▶ Task to complete: Select the lines of the records containing the word "الموجود" and list them.

▶ Task material:
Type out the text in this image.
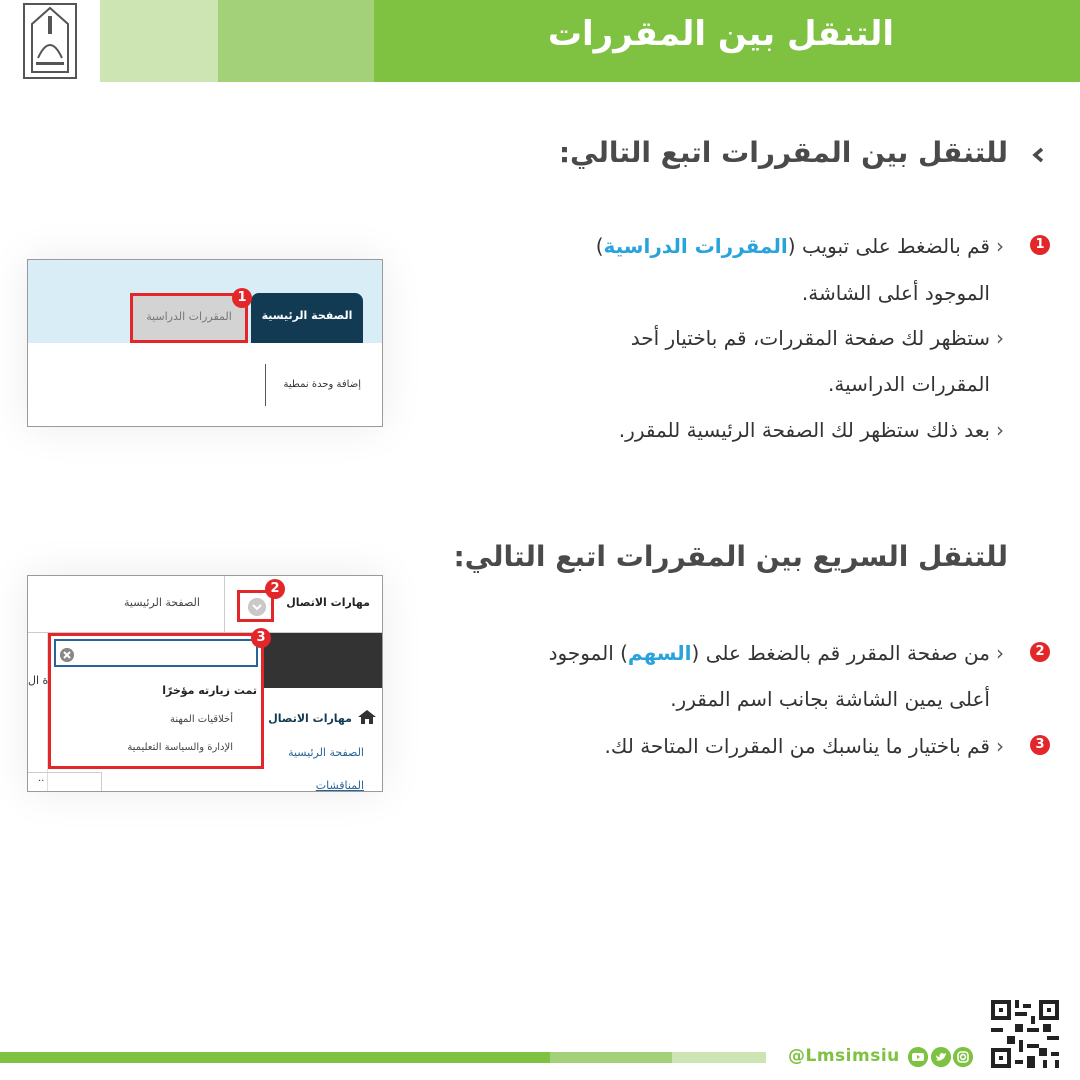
التنقل بين المقررات
للتنقل بين المقررات اتبع التالي:
1
›
قم بالضغط على تبويب (المقررات الدراسية)
الموجود أعلى الشاشة.
›
ستظهر لك صفحة المقررات، قم باختيار أحد
المقررات الدراسية.
›
بعد ذلك ستظهر لك الصفحة الرئيسية للمقرر.
الصفحة الرئيسية
المقررات الدراسية
1
إضافة وحدة نمطية
للتنقل السريع بين المقررات اتبع التالي:
2
›
من صفحة المقرر قم بالضغط على (السهم) الموجود
أعلى يمين الشاشة بجانب اسم المقرر.
3
›
قم باختيار ما يناسبك من المقررات المتاحة لك.
مهارات الاتصال
الصفحة الرئيسية
2
ة ال
..
مهارات الاتصال
الصفحة الرئيسية
المناقشات
تمت زيارته مؤخرًا
أخلاقيات المهنة
الإدارة والسياسة التعليمية
3
@Lmsimsiu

▶ Response:
الموجود أعلى الشاشة.
من صفحة المقرر قم بالضغط على (السهم) الموجود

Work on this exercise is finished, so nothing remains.